* _Request_
Retype all of the listing exactly, passing over any picture you find.

* _Supplied material_
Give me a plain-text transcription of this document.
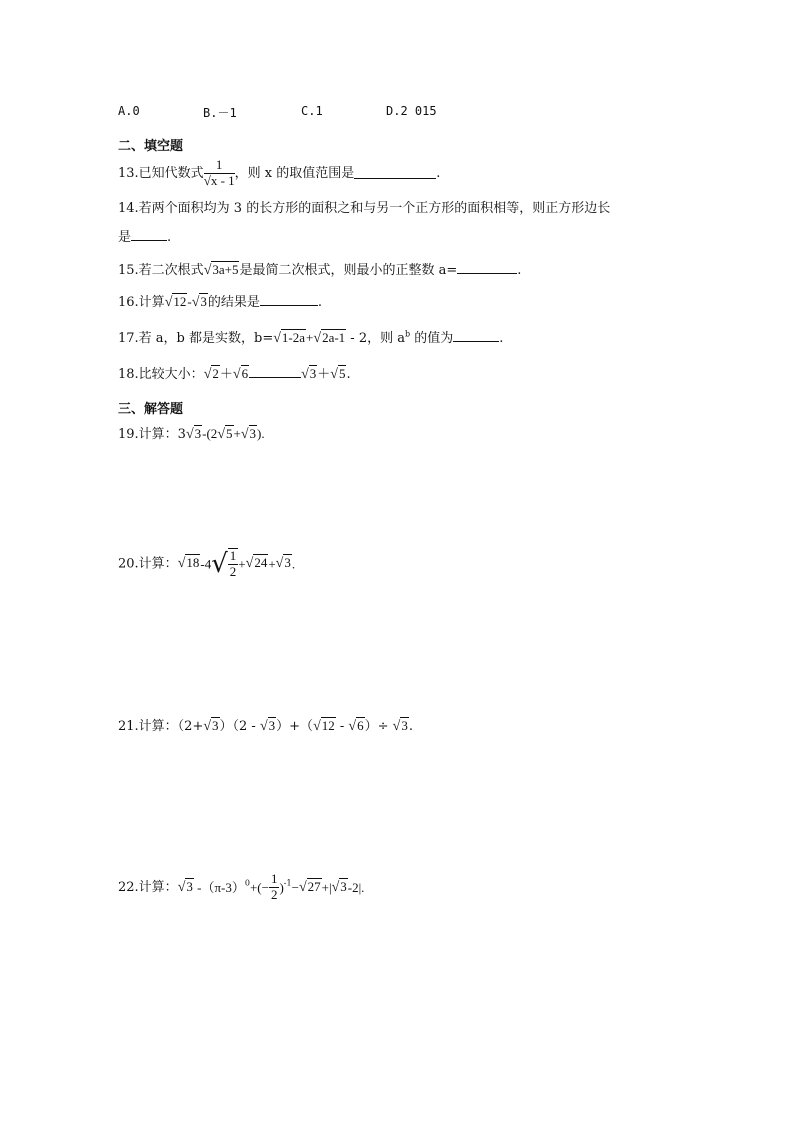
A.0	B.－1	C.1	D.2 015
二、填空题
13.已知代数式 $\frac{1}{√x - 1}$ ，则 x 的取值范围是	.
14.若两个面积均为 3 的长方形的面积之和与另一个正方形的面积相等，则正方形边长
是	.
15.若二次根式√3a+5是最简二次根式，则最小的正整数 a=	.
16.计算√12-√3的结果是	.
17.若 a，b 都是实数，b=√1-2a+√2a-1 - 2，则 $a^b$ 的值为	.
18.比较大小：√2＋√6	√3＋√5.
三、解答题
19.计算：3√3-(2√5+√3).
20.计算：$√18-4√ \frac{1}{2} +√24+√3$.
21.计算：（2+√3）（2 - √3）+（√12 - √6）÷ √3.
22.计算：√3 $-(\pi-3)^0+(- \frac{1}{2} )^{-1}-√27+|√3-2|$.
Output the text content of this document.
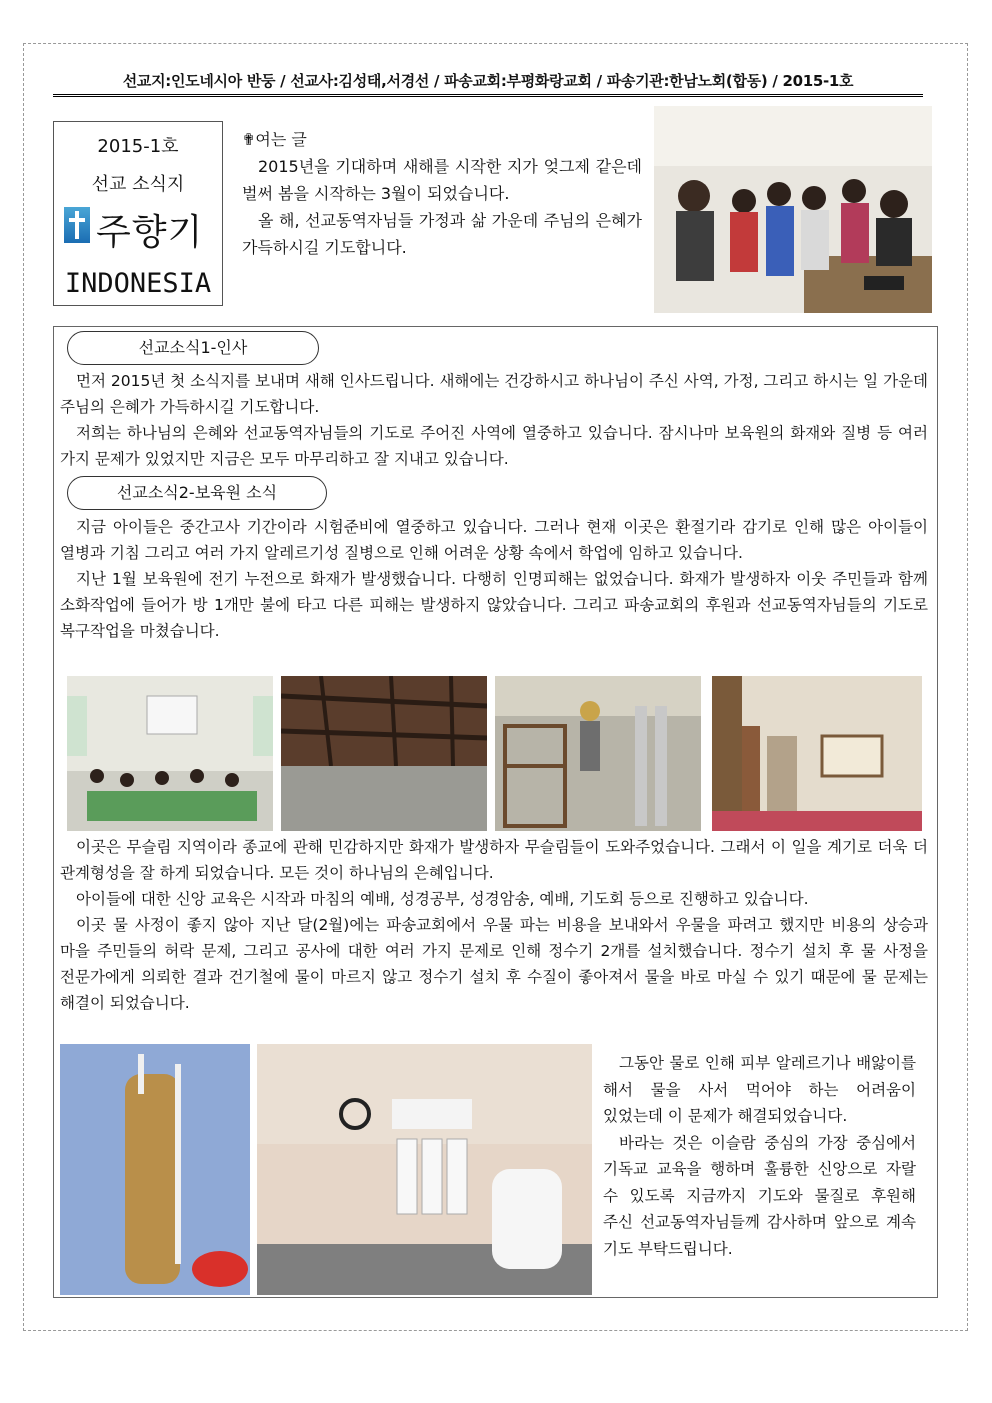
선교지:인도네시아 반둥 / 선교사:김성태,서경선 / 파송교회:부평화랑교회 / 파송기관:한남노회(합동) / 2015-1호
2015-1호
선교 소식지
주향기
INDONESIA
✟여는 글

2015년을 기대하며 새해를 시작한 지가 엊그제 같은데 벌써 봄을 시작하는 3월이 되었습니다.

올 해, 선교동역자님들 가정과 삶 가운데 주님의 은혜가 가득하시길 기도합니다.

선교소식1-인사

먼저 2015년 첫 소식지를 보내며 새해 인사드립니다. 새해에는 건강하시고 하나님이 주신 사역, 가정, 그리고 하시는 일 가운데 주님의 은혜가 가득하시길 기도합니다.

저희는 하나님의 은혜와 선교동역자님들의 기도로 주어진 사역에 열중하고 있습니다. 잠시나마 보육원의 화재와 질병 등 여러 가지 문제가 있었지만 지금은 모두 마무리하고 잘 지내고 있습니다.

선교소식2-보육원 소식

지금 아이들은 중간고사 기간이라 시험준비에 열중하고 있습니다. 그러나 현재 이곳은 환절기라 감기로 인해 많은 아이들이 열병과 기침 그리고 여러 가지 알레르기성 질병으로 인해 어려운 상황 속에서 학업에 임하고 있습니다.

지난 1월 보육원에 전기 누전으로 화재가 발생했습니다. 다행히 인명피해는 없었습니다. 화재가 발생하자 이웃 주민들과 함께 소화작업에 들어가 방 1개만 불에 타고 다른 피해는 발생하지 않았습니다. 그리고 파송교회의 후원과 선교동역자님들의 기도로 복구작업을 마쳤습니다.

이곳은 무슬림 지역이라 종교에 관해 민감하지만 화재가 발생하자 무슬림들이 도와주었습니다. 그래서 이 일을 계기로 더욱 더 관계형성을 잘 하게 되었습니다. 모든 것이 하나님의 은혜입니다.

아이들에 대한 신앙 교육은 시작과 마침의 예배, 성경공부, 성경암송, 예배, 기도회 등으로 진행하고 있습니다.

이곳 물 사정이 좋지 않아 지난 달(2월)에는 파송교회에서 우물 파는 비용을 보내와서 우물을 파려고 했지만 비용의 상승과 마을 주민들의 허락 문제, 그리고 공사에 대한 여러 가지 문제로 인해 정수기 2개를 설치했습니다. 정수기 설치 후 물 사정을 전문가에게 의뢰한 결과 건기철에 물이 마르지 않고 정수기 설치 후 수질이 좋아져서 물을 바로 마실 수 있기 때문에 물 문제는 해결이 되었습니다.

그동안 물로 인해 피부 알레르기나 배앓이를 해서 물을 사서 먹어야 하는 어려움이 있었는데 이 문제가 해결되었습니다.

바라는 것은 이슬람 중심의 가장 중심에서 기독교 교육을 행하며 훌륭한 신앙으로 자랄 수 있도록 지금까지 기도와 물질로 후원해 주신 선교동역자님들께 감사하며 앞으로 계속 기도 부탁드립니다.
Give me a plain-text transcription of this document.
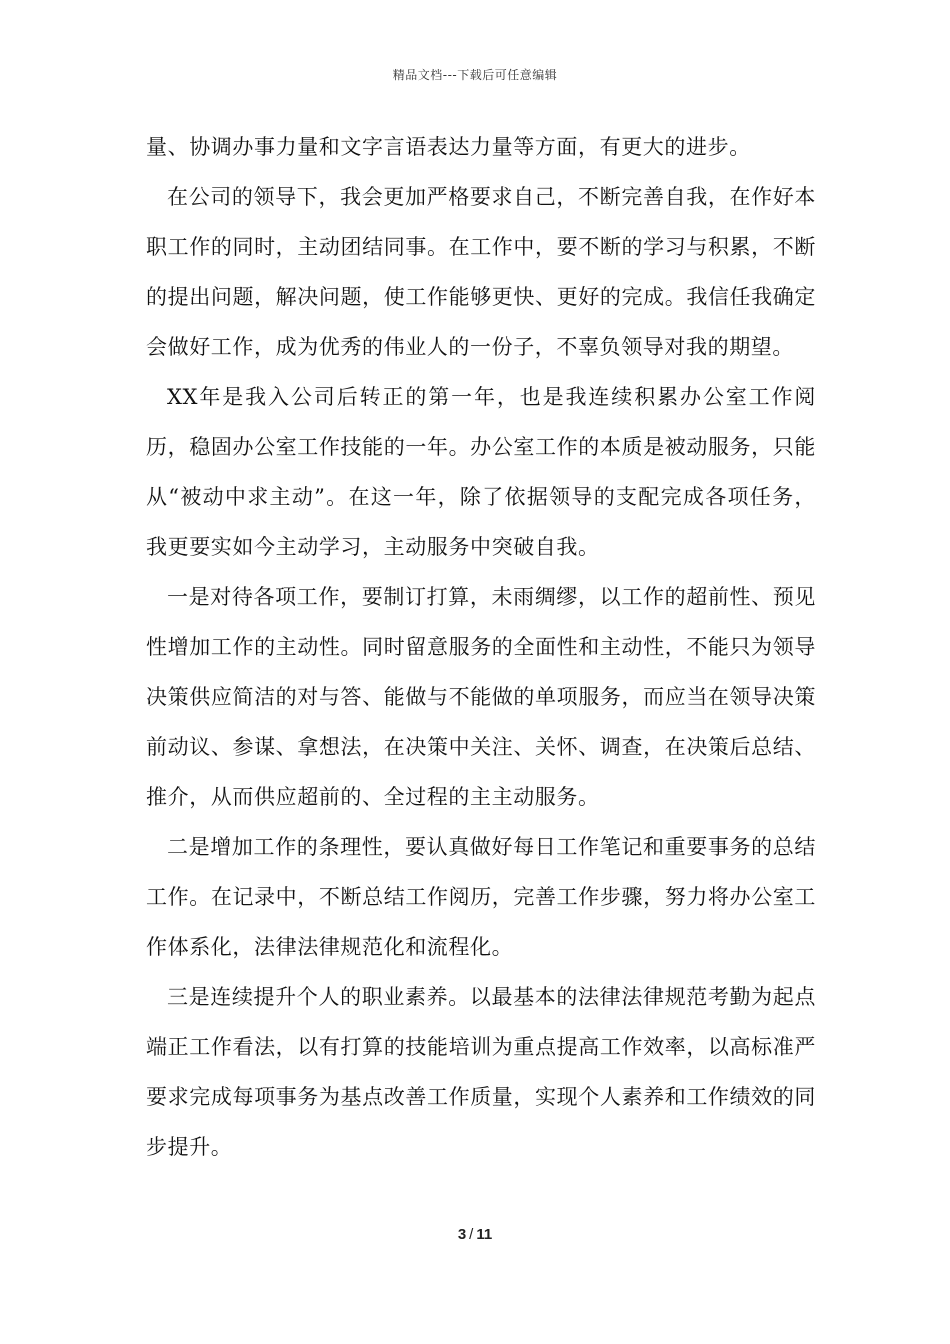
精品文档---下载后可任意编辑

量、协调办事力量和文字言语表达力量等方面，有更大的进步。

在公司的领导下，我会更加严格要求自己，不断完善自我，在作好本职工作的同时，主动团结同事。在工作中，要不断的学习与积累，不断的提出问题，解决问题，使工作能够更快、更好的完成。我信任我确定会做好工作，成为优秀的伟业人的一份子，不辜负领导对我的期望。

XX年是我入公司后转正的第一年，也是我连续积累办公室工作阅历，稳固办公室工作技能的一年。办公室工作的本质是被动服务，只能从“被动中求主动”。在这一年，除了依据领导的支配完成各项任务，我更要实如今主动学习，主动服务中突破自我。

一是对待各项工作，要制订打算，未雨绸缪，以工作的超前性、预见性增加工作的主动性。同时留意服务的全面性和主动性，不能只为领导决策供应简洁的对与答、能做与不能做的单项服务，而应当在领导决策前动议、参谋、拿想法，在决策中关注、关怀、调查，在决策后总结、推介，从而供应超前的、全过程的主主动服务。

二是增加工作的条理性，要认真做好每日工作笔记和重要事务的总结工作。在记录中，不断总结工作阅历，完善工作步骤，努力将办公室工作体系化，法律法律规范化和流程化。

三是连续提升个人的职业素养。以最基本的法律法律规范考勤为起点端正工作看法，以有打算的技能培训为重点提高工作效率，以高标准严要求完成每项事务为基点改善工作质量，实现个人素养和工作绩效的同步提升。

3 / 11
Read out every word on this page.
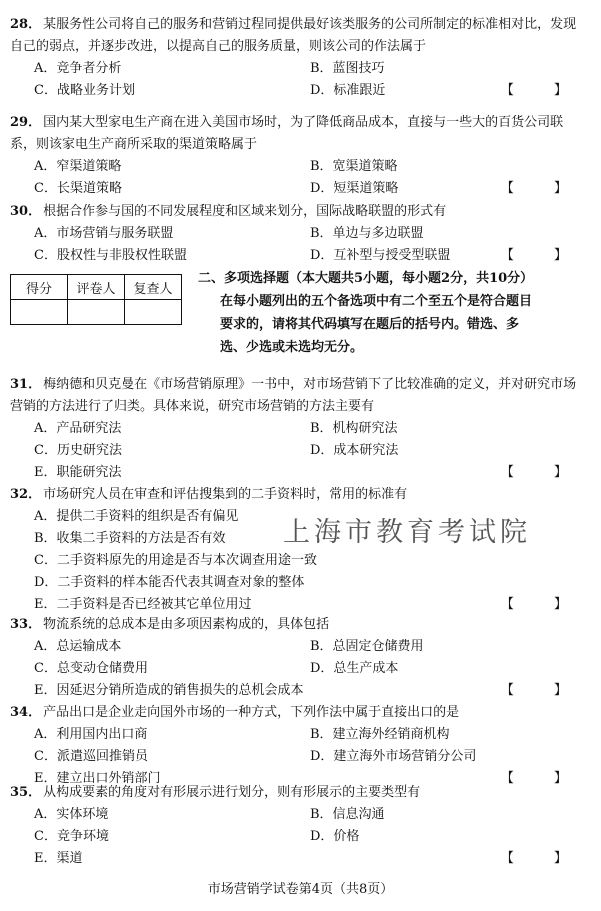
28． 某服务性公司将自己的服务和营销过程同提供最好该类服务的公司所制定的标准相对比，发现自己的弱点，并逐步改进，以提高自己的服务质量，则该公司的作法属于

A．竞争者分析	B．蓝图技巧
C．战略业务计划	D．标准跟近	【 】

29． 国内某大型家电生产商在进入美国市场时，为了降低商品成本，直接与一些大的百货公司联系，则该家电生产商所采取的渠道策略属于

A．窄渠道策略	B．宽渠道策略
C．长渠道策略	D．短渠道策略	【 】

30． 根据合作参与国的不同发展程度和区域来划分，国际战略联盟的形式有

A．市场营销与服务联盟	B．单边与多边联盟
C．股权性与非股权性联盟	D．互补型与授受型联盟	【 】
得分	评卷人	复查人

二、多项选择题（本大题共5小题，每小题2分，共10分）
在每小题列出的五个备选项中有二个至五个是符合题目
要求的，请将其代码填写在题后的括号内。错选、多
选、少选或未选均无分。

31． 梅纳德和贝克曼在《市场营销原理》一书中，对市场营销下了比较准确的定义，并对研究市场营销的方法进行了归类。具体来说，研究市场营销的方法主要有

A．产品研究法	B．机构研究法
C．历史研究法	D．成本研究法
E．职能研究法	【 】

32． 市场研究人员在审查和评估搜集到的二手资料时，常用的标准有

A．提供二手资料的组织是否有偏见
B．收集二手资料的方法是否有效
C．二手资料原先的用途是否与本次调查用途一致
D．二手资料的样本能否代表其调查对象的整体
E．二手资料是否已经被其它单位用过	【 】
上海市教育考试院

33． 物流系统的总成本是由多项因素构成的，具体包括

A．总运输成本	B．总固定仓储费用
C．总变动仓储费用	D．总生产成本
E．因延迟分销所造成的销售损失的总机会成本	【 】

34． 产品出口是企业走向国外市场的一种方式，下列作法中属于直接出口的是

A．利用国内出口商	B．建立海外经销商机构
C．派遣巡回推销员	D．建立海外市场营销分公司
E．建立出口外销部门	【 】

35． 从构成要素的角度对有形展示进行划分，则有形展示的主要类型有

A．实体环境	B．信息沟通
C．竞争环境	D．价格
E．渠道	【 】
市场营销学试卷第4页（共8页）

* _Exercise result_
Give me a plain-text transcription of this document.
A.0	B.－1	C.1	D.2 015
二、填空题
13.已知代数式 $\frac{1}{√x - 1}$ ，则 x 的取值范围是	.
14.若两个面积均为 3 的长方形的面积之和与另一个正方形的面积相等，则正方形边长
是	.
15.若二次根式√3a+5是最简二次根式，则最小的正整数 a=	.
16.计算√12-√3的结果是	.
17.若 a，b 都是实数，b=√1-2a+√2a-1 - 2，则 $a^b$ 的值为	.
18.比较大小：√2＋√6	√3＋√5.
三、解答题
19.计算：3√3-(2√5+√3).
20.计算：$√18-4√ \frac{1}{2} +√24+√3$.
21.计算：（2+√3）（2 - √3）+（√12 - √6）÷ √3.
22.计算：√3 $-(\pi-3)^0+(- \frac{1}{2} )^{-1}-√27+|√3-2|$.
Output the text content of this document.
선교지:인도네시아 반둥 / 선교사:김성태,서경선 / 파송교회:부평화랑교회 / 파송기관:한남노회(합동) / 2015-1호
2015-1호
선교 소식지
주향기
INDONESIA
✟여는 글

2015년을 기대하며 새해를 시작한 지가 엊그제 같은데 벌써 봄을 시작하는 3월이 되었습니다.

올 해, 선교동역자님들 가정과 삶 가운데 주님의 은혜가 가득하시길 기도합니다.

선교소식1-인사

먼저 2015년 첫 소식지를 보내며 새해 인사드립니다. 새해에는 건강하시고 하나님이 주신 사역, 가정, 그리고 하시는 일 가운데 주님의 은혜가 가득하시길 기도합니다.

저희는 하나님의 은혜와 선교동역자님들의 기도로 주어진 사역에 열중하고 있습니다. 잠시나마 보육원의 화재와 질병 등 여러 가지 문제가 있었지만 지금은 모두 마무리하고 잘 지내고 있습니다.

선교소식2-보육원 소식

지금 아이들은 중간고사 기간이라 시험준비에 열중하고 있습니다. 그러나 현재 이곳은 환절기라 감기로 인해 많은 아이들이 열병과 기침 그리고 여러 가지 알레르기성 질병으로 인해 어려운 상황 속에서 학업에 임하고 있습니다.

지난 1월 보육원에 전기 누전으로 화재가 발생했습니다. 다행히 인명피해는 없었습니다. 화재가 발생하자 이웃 주민들과 함께 소화작업에 들어가 방 1개만 불에 타고 다른 피해는 발생하지 않았습니다. 그리고 파송교회의 후원과 선교동역자님들의 기도로 복구작업을 마쳤습니다.

이곳은 무슬림 지역이라 종교에 관해 민감하지만 화재가 발생하자 무슬림들이 도와주었습니다. 그래서 이 일을 계기로 더욱 더 관계형성을 잘 하게 되었습니다. 모든 것이 하나님의 은혜입니다.

아이들에 대한 신앙 교육은 시작과 마침의 예배, 성경공부, 성경암송, 예배, 기도회 등으로 진행하고 있습니다.

이곳 물 사정이 좋지 않아 지난 달(2월)에는 파송교회에서 우물 파는 비용을 보내와서 우물을 파려고 했지만 비용의 상승과 마을 주민들의 허락 문제, 그리고 공사에 대한 여러 가지 문제로 인해 정수기 2개를 설치했습니다. 정수기 설치 후 물 사정을 전문가에게 의뢰한 결과 건기철에 물이 마르지 않고 정수기 설치 후 수질이 좋아져서 물을 바로 마실 수 있기 때문에 물 문제는 해결이 되었습니다.

그동안 물로 인해 피부 알레르기나 배앓이를 해서 물을 사서 먹어야 하는 어려움이 있었는데 이 문제가 해결되었습니다.

바라는 것은 이슬람 중심의 가장 중심에서 기독교 교육을 행하며 훌륭한 신앙으로 자랄 수 있도록 지금까지 기도와 물질로 후원해 주신 선교동역자님들께 감사하며 앞으로 계속 기도 부탁드립니다.
Give me a plain-text transcription of this document.
精品文档---下载后可任意编辑

量、协调办事力量和文字言语表达力量等方面，有更大的进步。

在公司的领导下，我会更加严格要求自己，不断完善自我，在作好本职工作的同时，主动团结同事。在工作中，要不断的学习与积累，不断的提出问题，解决问题，使工作能够更快、更好的完成。我信任我确定会做好工作，成为优秀的伟业人的一份子，不辜负领导对我的期望。

XX年是我入公司后转正的第一年，也是我连续积累办公室工作阅历，稳固办公室工作技能的一年。办公室工作的本质是被动服务，只能从“被动中求主动”。在这一年，除了依据领导的支配完成各项任务，我更要实如今主动学习，主动服务中突破自我。

一是对待各项工作，要制订打算，未雨绸缪，以工作的超前性、预见性增加工作的主动性。同时留意服务的全面性和主动性，不能只为领导决策供应简洁的对与答、能做与不能做的单项服务，而应当在领导决策前动议、参谋、拿想法，在决策中关注、关怀、调查，在决策后总结、推介，从而供应超前的、全过程的主主动服务。

二是增加工作的条理性，要认真做好每日工作笔记和重要事务的总结工作。在记录中，不断总结工作阅历，完善工作步骤，努力将办公室工作体系化，法律法律规范化和流程化。

三是连续提升个人的职业素养。以最基本的法律法律规范考勤为起点端正工作看法，以有打算的技能培训为重点提高工作效率，以高标准严要求完成每项事务为基点改善工作质量，实现个人素养和工作绩效的同步提升。

3 / 11
Read out every word on this page.
28． 某服务性公司将自己的服务和营销过程同提供最好该类服务的公司所制定的标准相对比，发现自己的弱点，并逐步改进，以提高自己的服务质量，则该公司的作法属于

A．竞争者分析	B．蓝图技巧
C．战略业务计划	D．标准跟近	【 】

29． 国内某大型家电生产商在进入美国市场时，为了降低商品成本，直接与一些大的百货公司联系，则该家电生产商所采取的渠道策略属于

A．窄渠道策略	B．宽渠道策略
C．长渠道策略	D．短渠道策略	【 】

30． 根据合作参与国的不同发展程度和区域来划分，国际战略联盟的形式有

A．市场营销与服务联盟	B．单边与多边联盟
C．股权性与非股权性联盟	D．互补型与授受型联盟	【 】
得分	评卷人	复查人

二、多项选择题（本大题共5小题，每小题2分，共10分）
在每小题列出的五个备选项中有二个至五个是符合题目
要求的，请将其代码填写在题后的括号内。错选、多
选、少选或未选均无分。

31． 梅纳德和贝克曼在《市场营销原理》一书中，对市场营销下了比较准确的定义，并对研究市场营销的方法进行了归类。具体来说，研究市场营销的方法主要有

A．产品研究法	B．机构研究法
C．历史研究法	D．成本研究法
E．职能研究法	【 】

32． 市场研究人员在审查和评估搜集到的二手资料时，常用的标准有

A．提供二手资料的组织是否有偏见
B．收集二手资料的方法是否有效
C．二手资料原先的用途是否与本次调查用途一致
D．二手资料的样本能否代表其调查对象的整体
E．二手资料是否已经被其它单位用过	【 】
上海市教育考试院

33． 物流系统的总成本是由多项因素构成的，具体包括

A．总运输成本	B．总固定仓储费用
C．总变动仓储费用	D．总生产成本
E．因延迟分销所造成的销售损失的总机会成本	【 】

34． 产品出口是企业走向国外市场的一种方式，下列作法中属于直接出口的是

A．利用国内出口商	B．建立海外经销商机构
C．派遣巡回推销员	D．建立海外市场营销分公司
E．建立出口外销部门	【 】

35． 从构成要素的角度对有形展示进行划分，则有形展示的主要类型有

A．实体环境	B．信息沟通
C．竞争环境	D．价格
E．渠道	【 】
市场营销学试卷第4页（共8页）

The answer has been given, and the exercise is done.